## Job
Keep only the lines of the data below that contain "like", and copy them.

Records from a dataset:
----

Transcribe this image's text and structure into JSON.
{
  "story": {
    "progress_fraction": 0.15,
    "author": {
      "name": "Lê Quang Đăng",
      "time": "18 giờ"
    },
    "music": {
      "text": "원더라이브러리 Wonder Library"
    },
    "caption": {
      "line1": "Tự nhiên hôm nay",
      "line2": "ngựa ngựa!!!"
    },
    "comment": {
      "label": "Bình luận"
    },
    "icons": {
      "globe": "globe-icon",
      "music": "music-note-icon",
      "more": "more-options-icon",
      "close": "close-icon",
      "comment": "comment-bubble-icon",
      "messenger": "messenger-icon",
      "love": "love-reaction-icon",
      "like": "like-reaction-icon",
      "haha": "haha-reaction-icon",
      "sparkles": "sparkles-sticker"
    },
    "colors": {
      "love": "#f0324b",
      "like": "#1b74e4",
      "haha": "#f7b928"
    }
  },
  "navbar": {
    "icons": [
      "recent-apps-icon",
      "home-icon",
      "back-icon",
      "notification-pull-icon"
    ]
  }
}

----

## Solution to the problem
      "like": "like-reaction-icon",
      "like": "#1b74e4",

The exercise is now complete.